**Set problem**
Extract each line of the data and write it out again exactly.

___ Data shown

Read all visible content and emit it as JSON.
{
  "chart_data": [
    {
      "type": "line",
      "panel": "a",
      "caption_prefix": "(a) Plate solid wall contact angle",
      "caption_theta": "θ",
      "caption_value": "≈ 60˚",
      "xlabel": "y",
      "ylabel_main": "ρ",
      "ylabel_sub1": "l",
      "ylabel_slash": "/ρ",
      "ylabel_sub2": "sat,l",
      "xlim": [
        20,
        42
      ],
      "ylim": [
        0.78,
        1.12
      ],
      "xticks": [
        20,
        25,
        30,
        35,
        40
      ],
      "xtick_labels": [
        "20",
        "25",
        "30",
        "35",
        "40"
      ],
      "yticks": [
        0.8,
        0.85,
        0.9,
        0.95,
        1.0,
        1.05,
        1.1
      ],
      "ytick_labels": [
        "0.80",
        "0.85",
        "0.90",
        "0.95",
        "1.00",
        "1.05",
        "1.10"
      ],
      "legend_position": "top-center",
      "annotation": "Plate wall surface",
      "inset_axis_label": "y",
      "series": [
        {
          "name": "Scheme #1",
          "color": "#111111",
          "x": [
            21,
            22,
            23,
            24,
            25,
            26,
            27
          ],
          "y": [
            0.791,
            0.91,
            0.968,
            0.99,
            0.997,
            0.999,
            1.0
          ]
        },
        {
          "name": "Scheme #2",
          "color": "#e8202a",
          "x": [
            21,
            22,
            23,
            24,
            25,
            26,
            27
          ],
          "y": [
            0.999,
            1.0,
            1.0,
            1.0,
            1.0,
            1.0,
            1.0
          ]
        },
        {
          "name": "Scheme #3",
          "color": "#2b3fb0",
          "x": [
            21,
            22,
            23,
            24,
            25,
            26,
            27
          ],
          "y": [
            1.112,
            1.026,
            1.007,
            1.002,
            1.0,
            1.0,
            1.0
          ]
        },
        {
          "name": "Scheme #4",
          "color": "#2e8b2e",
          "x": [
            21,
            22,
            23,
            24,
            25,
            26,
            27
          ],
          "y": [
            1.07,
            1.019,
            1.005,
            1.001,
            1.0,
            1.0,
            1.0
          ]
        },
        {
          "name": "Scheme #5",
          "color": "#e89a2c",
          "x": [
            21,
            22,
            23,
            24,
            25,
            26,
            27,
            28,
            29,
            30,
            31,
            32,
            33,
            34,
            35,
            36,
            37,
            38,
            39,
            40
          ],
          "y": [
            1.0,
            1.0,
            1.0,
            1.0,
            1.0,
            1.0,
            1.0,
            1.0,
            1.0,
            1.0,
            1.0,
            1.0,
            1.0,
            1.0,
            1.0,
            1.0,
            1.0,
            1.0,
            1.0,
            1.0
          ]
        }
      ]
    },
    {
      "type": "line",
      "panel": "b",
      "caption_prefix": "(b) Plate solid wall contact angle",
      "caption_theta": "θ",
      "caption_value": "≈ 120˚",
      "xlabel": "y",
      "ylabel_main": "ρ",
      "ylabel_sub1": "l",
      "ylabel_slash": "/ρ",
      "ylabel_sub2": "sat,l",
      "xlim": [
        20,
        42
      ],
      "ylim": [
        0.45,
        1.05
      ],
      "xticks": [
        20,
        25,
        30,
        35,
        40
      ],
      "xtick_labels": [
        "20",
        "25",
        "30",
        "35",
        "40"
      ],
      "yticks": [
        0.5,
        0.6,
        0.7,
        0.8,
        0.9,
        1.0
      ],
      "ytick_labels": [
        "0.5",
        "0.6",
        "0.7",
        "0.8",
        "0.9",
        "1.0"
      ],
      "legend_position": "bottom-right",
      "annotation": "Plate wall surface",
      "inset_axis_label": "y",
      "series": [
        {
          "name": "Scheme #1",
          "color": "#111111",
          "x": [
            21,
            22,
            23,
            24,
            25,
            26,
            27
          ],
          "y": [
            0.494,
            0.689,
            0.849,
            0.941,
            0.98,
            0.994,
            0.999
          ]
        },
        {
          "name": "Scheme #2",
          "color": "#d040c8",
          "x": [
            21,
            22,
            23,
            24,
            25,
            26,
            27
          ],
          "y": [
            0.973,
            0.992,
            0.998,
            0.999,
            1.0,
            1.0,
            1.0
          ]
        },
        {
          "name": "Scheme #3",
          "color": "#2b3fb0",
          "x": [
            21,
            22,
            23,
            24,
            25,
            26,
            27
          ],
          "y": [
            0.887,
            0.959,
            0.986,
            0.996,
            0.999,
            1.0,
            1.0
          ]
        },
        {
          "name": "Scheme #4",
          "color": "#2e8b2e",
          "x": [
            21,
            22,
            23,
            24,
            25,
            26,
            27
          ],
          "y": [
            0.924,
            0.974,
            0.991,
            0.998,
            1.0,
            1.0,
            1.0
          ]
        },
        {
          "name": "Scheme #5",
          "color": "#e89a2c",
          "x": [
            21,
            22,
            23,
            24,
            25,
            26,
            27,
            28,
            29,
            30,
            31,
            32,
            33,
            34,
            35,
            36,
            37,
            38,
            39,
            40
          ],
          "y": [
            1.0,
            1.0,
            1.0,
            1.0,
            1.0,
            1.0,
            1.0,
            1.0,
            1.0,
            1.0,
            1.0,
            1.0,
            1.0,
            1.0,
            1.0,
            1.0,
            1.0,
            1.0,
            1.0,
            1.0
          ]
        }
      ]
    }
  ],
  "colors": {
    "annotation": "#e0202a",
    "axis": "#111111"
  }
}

______

**Correct result**
Read all visible content and emit it as JSON.
{
  "chart_data": [
    {
      "type": "line",
      "panel": "a",
      "caption_prefix": "(a) Plate solid wall contact angle",
      "caption_theta": "θ",
      "caption_value": "≈ 60˚",
      "xlabel": "y",
      "ylabel_main": "ρ",
      "ylabel_sub1": "l",
      "ylabel_slash": "/ρ",
      "ylabel_sub2": "sat,l",
      "xlim": [
        20,
        42
      ],
      "ylim": [
        0.78,
        1.12
      ],
      "xticks": [
        20,
        25,
        30,
        35,
        40
      ],
      "xtick_labels": [
        "20",
        "25",
        "30",
        "35",
        "40"
      ],
      "yticks": [
        0.8,
        0.85,
        0.9,
        0.95,
        1.0,
        1.05,
        1.1
      ],
      "ytick_labels": [
        "0.80",
        "0.85",
        "0.90",
        "0.95",
        "1.00",
        "1.05",
        "1.10"
      ],
      "legend_position": "top-center",
      "annotation": "Plate wall surface",
      "inset_axis_label": "y",
      "series": [
        {
          "name": "Scheme #1",
          "color": "#111111",
          "x": [
            21,
            22,
            23,
            24,
            25,
            26,
            27
          ],
          "y": [
            0.791,
            0.91,
            0.968,
            0.99,
            0.997,
            0.999,
            1.0
          ]
        },
        {
          "name": "Scheme #2",
          "color": "#e8202a",
          "x": [
            21,
            22,
            23,
            24,
            25,
            26,
            27
          ],
          "y": [
            0.999,
            1.0,
            1.0,
            1.0,
            1.0,
            1.0,
            1.0
          ]
        },
        {
          "name": "Scheme #3",
          "color": "#2b3fb0",
          "x": [
            21,
            22,
            23,
            24,
            25,
            26,
            27
          ],
          "y": [
            1.112,
            1.026,
            1.007,
            1.002,
            1.0,
            1.0,
            1.0
          ]
        },
        {
          "name": "Scheme #4",
          "color": "#2e8b2e",
          "x": [
            21,
            22,
            23,
            24,
            25,
            26,
            27
          ],
          "y": [
            1.07,
            1.019,
            1.005,
            1.001,
            1.0,
            1.0,
            1.0
          ]
        },
        {
          "name": "Scheme #5",
          "color": "#e89a2c",
          "x": [
            21,
            22,
            23,
            24,
            25,
            26,
            27,
            28,
            29,
            30,
            31,
            32,
            33,
            34,
            35,
            36,
            37,
            38,
            39,
            40
          ],
          "y": [
            1.0,
            1.0,
            1.0,
            1.0,
            1.0,
            1.0,
            1.0,
            1.0,
            1.0,
            1.0,
            1.0,
            1.0,
            1.0,
            1.0,
            1.0,
            1.0,
            1.0,
            1.0,
            1.0,
            1.0
          ]
        }
      ]
    },
    {
      "type": "line",
      "panel": "b",
      "caption_prefix": "(b) Plate solid wall contact angle",
      "caption_theta": "θ",
      "caption_value": "≈ 120˚",
      "xlabel": "y",
      "ylabel_main": "ρ",
      "ylabel_sub1": "l",
      "ylabel_slash": "/ρ",
      "ylabel_sub2": "sat,l",
      "xlim": [
        20,
        42
      ],
      "ylim": [
        0.45,
        1.05
      ],
      "xticks": [
        20,
        25,
        30,
        35,
        40
      ],
      "xtick_labels": [
        "20",
        "25",
        "30",
        "35",
        "40"
      ],
      "yticks": [
        0.5,
        0.6,
        0.7,
        0.8,
        0.9,
        1.0
      ],
      "ytick_labels": [
        "0.5",
        "0.6",
        "0.7",
        "0.8",
        "0.9",
        "1.0"
      ],
      "legend_position": "bottom-right",
      "annotation": "Plate wall surface",
      "inset_axis_label": "y",
      "series": [
        {
          "name": "Scheme #1",
          "color": "#111111",
          "x": [
            21,
            22,
            23,
            24,
            25,
            26,
            27
          ],
          "y": [
            0.494,
            0.689,
            0.849,
            0.941,
            0.98,
            0.994,
            0.999
          ]
        },
        {
          "name": "Scheme #2",
          "color": "#d040c8",
          "x": [
            21,
            22,
            23,
            24,
            25,
            26,
            27
          ],
          "y": [
            0.973,
            0.992,
            0.998,
            0.999,
            1.0,
            1.0,
            1.0
          ]
        },
        {
          "name": "Scheme #3",
          "color": "#2b3fb0",
          "x": [
            21,
            22,
            23,
            24,
            25,
            26,
            27
          ],
          "y": [
            0.887,
            0.959,
            0.986,
            0.996,
            0.999,
            1.0,
            1.0
          ]
        },
        {
          "name": "Scheme #4",
          "color": "#2e8b2e",
          "x": [
            21,
            22,
            23,
            24,
            25,
            26,
            27
          ],
          "y": [
            0.924,
            0.974,
            0.991,
            0.998,
            1.0,
            1.0,
            1.0
          ]
        },
        {
          "name": "Scheme #5",
          "color": "#e89a2c",
          "x": [
            21,
            22,
            23,
            24,
            25,
            26,
            27,
            28,
            29,
            30,
            31,
            32,
            33,
            34,
            35,
            36,
            37,
            38,
            39,
            40
          ],
          "y": [
            1.0,
            1.0,
            1.0,
            1.0,
            1.0,
            1.0,
            1.0,
            1.0,
            1.0,
            1.0,
            1.0,
            1.0,
            1.0,
            1.0,
            1.0,
            1.0,
            1.0,
            1.0,
            1.0,
            1.0
          ]
        }
      ]
    }
  ],
  "colors": {
    "annotation": "#e0202a",
    "axis": "#111111"
  }
}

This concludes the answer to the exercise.